* [Given task]: Gather the lines below that include the string "motions", copying each in full.

------------

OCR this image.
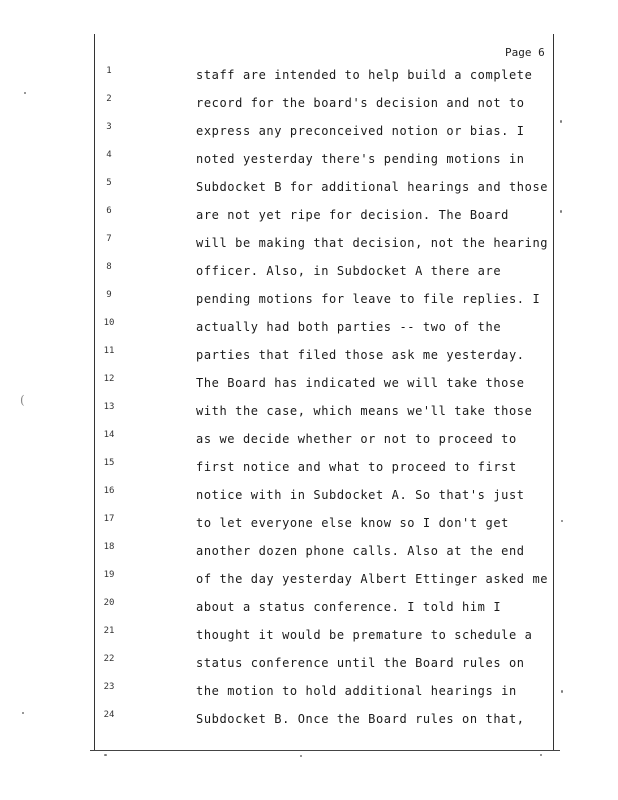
Page 6
1	staff are intended to help build a complete
2	record for the board's decision and not to
3	express any preconceived notion or bias. I
4	noted yesterday there's pending motions in
5	Subdocket B for additional hearings and those
6	are not yet ripe for decision. The Board
7	will be making that decision, not the hearing
8	officer. Also, in Subdocket A there are
9	pending motions for leave to file replies. I
10	actually had both parties -- two of the
11	parties that filed those ask me yesterday.
12	The Board has indicated we will take those
13	with the case, which means we'll take those
14	as we decide whether or not to proceed to
15	first notice and what to proceed to first
16	notice with in Subdocket A. So that's just
17	to let everyone else know so I don't get
18	another dozen phone calls. Also at the end
19	of the day yesterday Albert Ettinger asked me
20	about a status conference. I told him I
21	thought it would be premature to schedule a
22	status conference until the Board rules on
23	the motion to hold additional hearings in
24	Subdocket B. Once the Board rules on that,
(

------------

* [Finished answer]:
4	noted yesterday there's pending motions in
9	pending motions for leave to file replies. I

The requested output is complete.